>> Begin
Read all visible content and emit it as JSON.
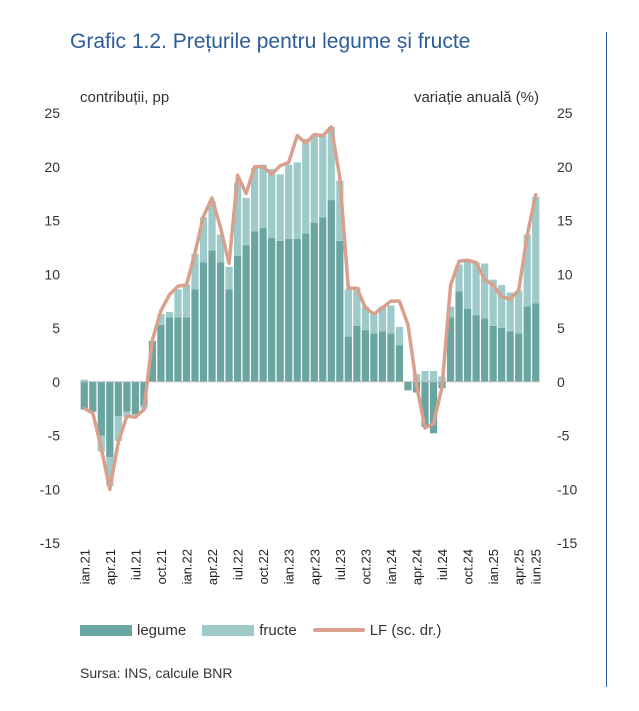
{
  "header": {
    "title": "Grafic 1.2. Prețurile pentru legume și fructe",
    "left_unit": "contribuții, pp",
    "right_unit": "variație anuală (%)"
  },
  "footer": {
    "source": "Sursa: INS, calcule BNR"
  },
  "colors": {
    "legume": "#6aa5a1",
    "fructe": "#9ecbca",
    "lf": "#d9a08e",
    "title": "#2b5c9b"
  },
  "chart_data": {
    "type": "bar",
    "stacked": true,
    "title": "Grafic 1.2. Prețurile pentru legume și fructe",
    "ylabel_left": "contribuții, pp",
    "ylabel_right": "variație anuală (%)",
    "ylim": [
      -15,
      25
    ],
    "yticks": [
      -15,
      -10,
      -5,
      0,
      5,
      10,
      15,
      20,
      25
    ],
    "x_tick_labels": [
      "ian.21",
      "apr.21",
      "iul.21",
      "oct.21",
      "ian.22",
      "apr.22",
      "iul.22",
      "oct.22",
      "ian.23",
      "apr.23",
      "iul.23",
      "oct.23",
      "ian.24",
      "apr.24",
      "iul.24",
      "oct.24",
      "ian.25",
      "apr.25",
      "iun.25"
    ],
    "x_tick_index": [
      0,
      3,
      6,
      9,
      12,
      15,
      18,
      21,
      24,
      27,
      30,
      33,
      36,
      39,
      42,
      45,
      48,
      51,
      53
    ],
    "categories": [
      "ian.21",
      "feb.21",
      "mar.21",
      "apr.21",
      "mai.21",
      "iun.21",
      "iul.21",
      "aug.21",
      "sep.21",
      "oct.21",
      "nov.21",
      "dec.21",
      "ian.22",
      "feb.22",
      "mar.22",
      "apr.22",
      "mai.22",
      "iun.22",
      "iul.22",
      "aug.22",
      "sep.22",
      "oct.22",
      "nov.22",
      "dec.22",
      "ian.23",
      "feb.23",
      "mar.23",
      "apr.23",
      "mai.23",
      "iun.23",
      "iul.23",
      "aug.23",
      "sep.23",
      "oct.23",
      "nov.23",
      "dec.23",
      "ian.24",
      "feb.24",
      "mar.24",
      "apr.24",
      "mai.24",
      "iun.24",
      "iul.24",
      "aug.24",
      "sep.24",
      "oct.24",
      "nov.24",
      "dec.24",
      "ian.25",
      "feb.25",
      "mar.25",
      "apr.25",
      "mai.25",
      "iun.25"
    ],
    "series": [
      {
        "name": "legume",
        "kind": "bar",
        "values": [
          -2.6,
          -2.8,
          -5.0,
          -7.0,
          -3.2,
          -2.8,
          -3.0,
          -2.2,
          3.8,
          5.3,
          6.0,
          6.0,
          6.0,
          8.6,
          11.1,
          12.2,
          11.1,
          8.6,
          11.7,
          12.7,
          14.0,
          14.3,
          13.4,
          13.1,
          13.3,
          13.3,
          13.8,
          14.8,
          15.3,
          16.9,
          13.1,
          4.2,
          5.2,
          4.8,
          4.5,
          4.7,
          4.5,
          3.4,
          -0.8,
          -1.0,
          -4.2,
          -4.8,
          -0.6,
          6.0,
          8.4,
          6.8,
          6.2,
          5.9,
          5.2,
          5.0,
          4.7,
          4.5,
          7.0,
          7.3
        ]
      },
      {
        "name": "fructe",
        "kind": "bar",
        "values": [
          0.2,
          0.0,
          -1.5,
          -2.7,
          -2.3,
          -0.5,
          -0.1,
          -0.3,
          0.0,
          1.0,
          0.5,
          2.6,
          3.0,
          3.3,
          4.2,
          4.6,
          2.6,
          2.1,
          6.8,
          4.4,
          5.9,
          5.9,
          6.4,
          6.2,
          6.9,
          7.1,
          8.8,
          8.2,
          7.6,
          6.8,
          5.6,
          4.4,
          3.6,
          2.2,
          2.0,
          2.3,
          2.6,
          1.7,
          0.0,
          0.7,
          1.0,
          1.0,
          0.5,
          1.0,
          2.5,
          4.4,
          4.9,
          5.1,
          4.3,
          4.0,
          3.6,
          4.0,
          6.7,
          9.9
        ]
      },
      {
        "name": "LF (sc. dr.)",
        "kind": "line",
        "values": [
          -2.5,
          -2.9,
          -6.2,
          -10.0,
          -5.6,
          -3.2,
          -3.3,
          -2.6,
          3.9,
          6.6,
          8.1,
          8.9,
          9.0,
          12.0,
          15.4,
          17.1,
          14.3,
          11.0,
          19.2,
          17.5,
          20.0,
          20.0,
          19.3,
          20.1,
          20.4,
          22.9,
          22.2,
          23.0,
          22.9,
          23.7,
          19.0,
          8.7,
          8.7,
          6.9,
          6.3,
          6.9,
          7.5,
          7.5,
          5.3,
          -0.3,
          -4.3,
          -3.9,
          -0.5,
          9.0,
          11.2,
          11.3,
          11.1,
          9.5,
          9.0,
          7.9,
          7.7,
          8.5,
          13.6,
          17.4
        ]
      }
    ],
    "legend": [
      "legume",
      "fructe",
      "LF (sc. dr.)"
    ],
    "legend_position": "bottom"
  }
}
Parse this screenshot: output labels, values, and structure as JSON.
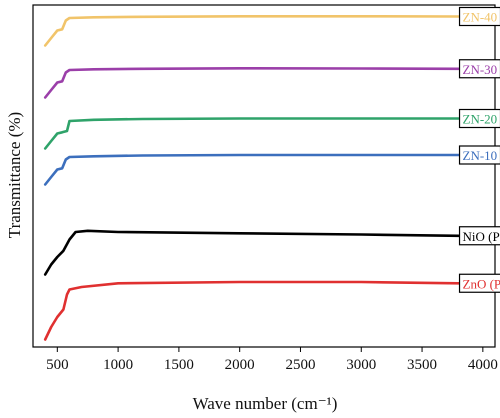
{
  "chart_data": {
    "type": "line",
    "title": "",
    "xlabel": "Wave number (cm⁻¹)",
    "ylabel": "Transmittance (%)",
    "xlim": [
      300,
      4100
    ],
    "x_ticks": [
      500,
      1000,
      1500,
      2000,
      2500,
      3000,
      3500,
      4000
    ],
    "x_tick_labels": [
      "500",
      "1000",
      "1500",
      "2000",
      "2500",
      "3000",
      "3500",
      "4000"
    ],
    "y_ticks_visible": false,
    "grid": false,
    "legend_placement": "inline-right",
    "series": [
      {
        "name": "ZN-40",
        "color": "#f1c46a",
        "points": [
          [
            400,
            -1.1
          ],
          [
            450,
            -0.8
          ],
          [
            500,
            -0.5
          ],
          [
            540,
            -0.45
          ],
          [
            570,
            -0.1
          ],
          [
            600,
            0.0
          ],
          [
            800,
            0.03
          ],
          [
            1200,
            0.05
          ],
          [
            2000,
            0.07
          ],
          [
            3000,
            0.07
          ],
          [
            3800,
            0.06
          ]
        ]
      },
      {
        "name": "ZN-30",
        "color": "#9b3fa9",
        "points": [
          [
            400,
            -1.1
          ],
          [
            450,
            -0.8
          ],
          [
            500,
            -0.5
          ],
          [
            540,
            -0.45
          ],
          [
            570,
            -0.1
          ],
          [
            600,
            0.0
          ],
          [
            800,
            0.03
          ],
          [
            1200,
            0.05
          ],
          [
            2000,
            0.07
          ],
          [
            3000,
            0.06
          ],
          [
            3800,
            0.05
          ]
        ]
      },
      {
        "name": "ZN-20",
        "color": "#2fa36a",
        "points": [
          [
            400,
            -1.1
          ],
          [
            450,
            -0.8
          ],
          [
            500,
            -0.5
          ],
          [
            540,
            -0.45
          ],
          [
            580,
            -0.4
          ],
          [
            600,
            0.0
          ],
          [
            800,
            0.05
          ],
          [
            1200,
            0.08
          ],
          [
            2000,
            0.1
          ],
          [
            3000,
            0.1
          ],
          [
            3800,
            0.1
          ]
        ]
      },
      {
        "name": "ZN-10",
        "color": "#3c6fbd",
        "points": [
          [
            400,
            -1.1
          ],
          [
            450,
            -0.8
          ],
          [
            500,
            -0.5
          ],
          [
            540,
            -0.45
          ],
          [
            570,
            -0.1
          ],
          [
            600,
            0.0
          ],
          [
            800,
            0.03
          ],
          [
            1200,
            0.06
          ],
          [
            2000,
            0.08
          ],
          [
            3000,
            0.08
          ],
          [
            3800,
            0.08
          ]
        ]
      },
      {
        "name": "NiO (P)",
        "color": "#000000",
        "points": [
          [
            400,
            -1.7
          ],
          [
            450,
            -1.3
          ],
          [
            500,
            -1.0
          ],
          [
            550,
            -0.75
          ],
          [
            600,
            -0.3
          ],
          [
            650,
            0.0
          ],
          [
            750,
            0.05
          ],
          [
            1000,
            0.0
          ],
          [
            2000,
            -0.05
          ],
          [
            3000,
            -0.1
          ],
          [
            3800,
            -0.15
          ]
        ]
      },
      {
        "name": "ZnO (P)",
        "color": "#e03030",
        "points": [
          [
            400,
            -2.3
          ],
          [
            450,
            -1.8
          ],
          [
            500,
            -1.4
          ],
          [
            550,
            -1.1
          ],
          [
            580,
            -0.5
          ],
          [
            600,
            -0.3
          ],
          [
            700,
            -0.2
          ],
          [
            1000,
            -0.05
          ],
          [
            2000,
            0.0
          ],
          [
            3000,
            0.0
          ],
          [
            3800,
            -0.05
          ]
        ]
      }
    ]
  }
}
>> End
### Requirements
Select and copy every line of the material that holds the string "fructe".

### Expected answer
    "title": "Grafic 1.2. Prețurile pentru legume și fructe",
    "fructe": "#9ecbca",
    "title": "Grafic 1.2. Prețurile pentru legume și fructe",
        "name": "fructe",
      "fructe",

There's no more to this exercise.